■ **Aufgabe 1**:
Beantworte anhand der Seite:
(a) Welchen Weg empfiehlt die Seite, um das Vertrauen wiederzugewinnen?
(b) Mit welcher Begründung soll man laut Seite wissen wollen, wo sich die Person aufhält?
(c) Was soll man laut Seite tun, wenn ein Gespräch nichts mehr bringt?

■ **Seite**:
_ _ _

Also, wie gesagt, ich würde vielleicht einmal den coolen-Weg wählen um ihr Vertrauen evtl. wieder zurück zu bekommen. Sie soll schließlich gerne nach Hause kommen und sich wohlfühlen und Dich nicht als Feind betrachten oder als Kampfgeist, der zuhause auf sie wartet und sie gar keine Lust hat heim zu kommen.
Versuche doch noch einmal mit ihr zu sprechen. Sage ihr vielleicht, dass sie die Freiheiten hat, die sie sucht (begrenzt, Du wirst es einschätzen müssen) und das Du im Grunde nur wissen möchtest, wo sie sich aufhält, da Du vom Gesetz her immer noch für sie haftest. Vielleicht versteht sie so dann auch Deine Position und Deine Reaktionen bisher. Sollte ein Gespräch jedoch nichts mehr bringen oder sie nicht mehr dazu bereit sein, dann versuche es sie halt spüren zu lassen.

_ _ _

■ **Aufgabe 2**: Gib die Einträge vom Anfang bis einschließlich der Zeile mit „public-badge: Public [1126, 33, 1159, 47]“ unverändert aus.

_ _ _

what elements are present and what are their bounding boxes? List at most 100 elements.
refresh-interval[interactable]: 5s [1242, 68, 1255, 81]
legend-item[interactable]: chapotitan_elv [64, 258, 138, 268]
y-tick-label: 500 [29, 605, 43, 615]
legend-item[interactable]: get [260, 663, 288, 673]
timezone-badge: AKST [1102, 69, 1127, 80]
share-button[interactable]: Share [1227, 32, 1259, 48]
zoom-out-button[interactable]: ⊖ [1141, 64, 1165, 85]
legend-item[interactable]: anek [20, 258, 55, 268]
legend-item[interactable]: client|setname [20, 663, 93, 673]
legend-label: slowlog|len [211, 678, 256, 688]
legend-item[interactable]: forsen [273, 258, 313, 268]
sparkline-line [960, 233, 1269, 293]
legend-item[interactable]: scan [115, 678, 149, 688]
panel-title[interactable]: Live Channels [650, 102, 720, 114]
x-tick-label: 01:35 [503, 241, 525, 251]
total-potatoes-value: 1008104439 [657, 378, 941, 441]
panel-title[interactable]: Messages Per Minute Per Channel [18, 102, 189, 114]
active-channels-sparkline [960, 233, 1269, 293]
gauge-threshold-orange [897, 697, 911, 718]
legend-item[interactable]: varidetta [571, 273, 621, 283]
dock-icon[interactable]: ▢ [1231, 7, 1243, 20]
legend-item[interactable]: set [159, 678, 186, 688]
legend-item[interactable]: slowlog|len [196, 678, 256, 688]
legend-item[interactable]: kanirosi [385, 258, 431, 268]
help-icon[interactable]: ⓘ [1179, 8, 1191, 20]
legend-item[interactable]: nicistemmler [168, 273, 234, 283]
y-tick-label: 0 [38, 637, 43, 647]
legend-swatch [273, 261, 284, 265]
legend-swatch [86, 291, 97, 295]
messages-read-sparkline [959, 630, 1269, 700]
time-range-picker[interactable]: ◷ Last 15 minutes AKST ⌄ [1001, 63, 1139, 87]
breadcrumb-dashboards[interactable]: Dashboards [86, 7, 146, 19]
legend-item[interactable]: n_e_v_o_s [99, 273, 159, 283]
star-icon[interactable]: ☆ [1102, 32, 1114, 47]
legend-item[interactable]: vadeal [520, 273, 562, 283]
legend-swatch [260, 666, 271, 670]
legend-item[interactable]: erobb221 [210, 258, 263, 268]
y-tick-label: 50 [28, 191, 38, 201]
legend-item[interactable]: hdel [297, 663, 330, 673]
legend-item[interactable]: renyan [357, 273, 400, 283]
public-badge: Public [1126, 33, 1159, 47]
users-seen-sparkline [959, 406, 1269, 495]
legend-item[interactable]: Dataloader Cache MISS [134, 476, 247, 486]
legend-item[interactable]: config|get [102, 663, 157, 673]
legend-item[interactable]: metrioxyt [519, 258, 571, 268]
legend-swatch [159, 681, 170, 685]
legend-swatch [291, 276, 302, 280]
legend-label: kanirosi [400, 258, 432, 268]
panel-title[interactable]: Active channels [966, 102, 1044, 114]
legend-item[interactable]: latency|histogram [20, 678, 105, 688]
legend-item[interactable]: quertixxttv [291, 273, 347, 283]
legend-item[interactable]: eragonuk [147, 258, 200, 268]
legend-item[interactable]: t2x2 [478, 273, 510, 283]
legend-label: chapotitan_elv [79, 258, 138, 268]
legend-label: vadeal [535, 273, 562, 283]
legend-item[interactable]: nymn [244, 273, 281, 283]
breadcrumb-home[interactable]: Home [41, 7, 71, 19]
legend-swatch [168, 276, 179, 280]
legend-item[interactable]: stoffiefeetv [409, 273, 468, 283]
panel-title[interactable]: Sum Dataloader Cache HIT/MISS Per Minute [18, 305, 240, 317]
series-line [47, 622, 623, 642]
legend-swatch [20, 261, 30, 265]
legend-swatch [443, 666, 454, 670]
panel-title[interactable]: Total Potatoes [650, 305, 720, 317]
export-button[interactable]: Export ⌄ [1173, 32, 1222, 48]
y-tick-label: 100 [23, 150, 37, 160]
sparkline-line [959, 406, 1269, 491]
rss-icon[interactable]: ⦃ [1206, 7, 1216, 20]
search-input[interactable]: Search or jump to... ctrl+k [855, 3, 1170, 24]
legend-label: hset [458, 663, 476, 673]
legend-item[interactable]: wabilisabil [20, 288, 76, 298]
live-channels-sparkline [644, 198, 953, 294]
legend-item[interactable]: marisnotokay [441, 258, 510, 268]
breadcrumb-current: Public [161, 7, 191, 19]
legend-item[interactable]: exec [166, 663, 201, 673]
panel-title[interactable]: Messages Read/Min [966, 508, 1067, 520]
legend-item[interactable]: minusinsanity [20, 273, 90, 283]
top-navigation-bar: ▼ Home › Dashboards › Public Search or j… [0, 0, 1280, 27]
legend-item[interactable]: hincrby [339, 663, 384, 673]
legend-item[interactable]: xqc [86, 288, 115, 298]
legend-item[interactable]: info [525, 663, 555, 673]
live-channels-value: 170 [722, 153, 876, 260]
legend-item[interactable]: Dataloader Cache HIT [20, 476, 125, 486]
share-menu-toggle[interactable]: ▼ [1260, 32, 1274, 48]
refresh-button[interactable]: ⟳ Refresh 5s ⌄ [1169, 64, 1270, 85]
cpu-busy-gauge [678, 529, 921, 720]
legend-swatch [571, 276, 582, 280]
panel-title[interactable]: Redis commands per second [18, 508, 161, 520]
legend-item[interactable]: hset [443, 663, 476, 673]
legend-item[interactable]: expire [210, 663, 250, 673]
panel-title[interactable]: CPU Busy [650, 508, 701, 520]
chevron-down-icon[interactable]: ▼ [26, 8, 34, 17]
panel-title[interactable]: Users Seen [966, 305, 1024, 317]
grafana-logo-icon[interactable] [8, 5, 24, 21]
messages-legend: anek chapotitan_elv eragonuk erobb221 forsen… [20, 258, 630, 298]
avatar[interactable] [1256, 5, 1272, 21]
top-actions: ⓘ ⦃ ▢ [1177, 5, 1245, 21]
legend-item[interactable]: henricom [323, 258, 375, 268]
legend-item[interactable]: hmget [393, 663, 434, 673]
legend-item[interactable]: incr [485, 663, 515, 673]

_ _ _

■ **Antwort 1**:
(a) Den „coolen“ Weg.
(b) Weil man vom Gesetz her immer noch für sie haftet.
(c) Es sie spüren lassen.

■ **Antwort 2**:
what elements are present and what are their bounding boxes? List at most 100 elements.
refresh-interval[interactable]: 5s [1242, 68, 1255, 81]
legend-item[interactable]: chapotitan_elv [64, 258, 138, 268]
y-tick-label: 500 [29, 605, 43, 615]
legend-item[interactable]: get [260, 663, 288, 673]
timezone-badge: AKST [1102, 69, 1127, 80]
share-button[interactable]: Share [1227, 32, 1259, 48]
zoom-out-button[interactable]: ⊖ [1141, 64, 1165, 85]
legend-item[interactable]: anek [20, 258, 55, 268]
legend-item[interactable]: client|setname [20, 663, 93, 673]
legend-label: slowlog|len [211, 678, 256, 688]
legend-item[interactable]: forsen [273, 258, 313, 268]
sparkline-line [960, 233, 1269, 293]
legend-item[interactable]: scan [115, 678, 149, 688]
panel-title[interactable]: Live Channels [650, 102, 720, 114]
x-tick-label: 01:35 [503, 241, 525, 251]
total-potatoes-value: 1008104439 [657, 378, 941, 441]
panel-title[interactable]: Messages Per Minute Per Channel [18, 102, 189, 114]
active-channels-sparkline [960, 233, 1269, 293]
gauge-threshold-orange [897, 697, 911, 718]
legend-item[interactable]: varidetta [571, 273, 621, 283]
dock-icon[interactable]: ▢ [1231, 7, 1243, 20]
legend-item[interactable]: set [159, 678, 186, 688]
legend-item[interactable]: slowlog|len [196, 678, 256, 688]
legend-item[interactable]: kanirosi [385, 258, 431, 268]
help-icon[interactable]: ⓘ [1179, 8, 1191, 20]
legend-item[interactable]: nicistemmler [168, 273, 234, 283]
y-tick-label: 0 [38, 637, 43, 647]
legend-swatch [273, 261, 284, 265]
legend-swatch [86, 291, 97, 295]
messages-read-sparkline [959, 630, 1269, 700]
time-range-picker[interactable]: ◷ Last 15 minutes AKST ⌄ [1001, 63, 1139, 87]
breadcrumb-dashboards[interactable]: Dashboards [86, 7, 146, 19]
legend-item[interactable]: n_e_v_o_s [99, 273, 159, 283]
star-icon[interactable]: ☆ [1102, 32, 1114, 47]
legend-item[interactable]: vadeal [520, 273, 562, 283]
legend-swatch [260, 666, 271, 670]
legend-item[interactable]: erobb221 [210, 258, 263, 268]
y-tick-label: 50 [28, 191, 38, 201]
legend-item[interactable]: hdel [297, 663, 330, 673]
legend-item[interactable]: renyan [357, 273, 400, 283]
public-badge: Public [1126, 33, 1159, 47]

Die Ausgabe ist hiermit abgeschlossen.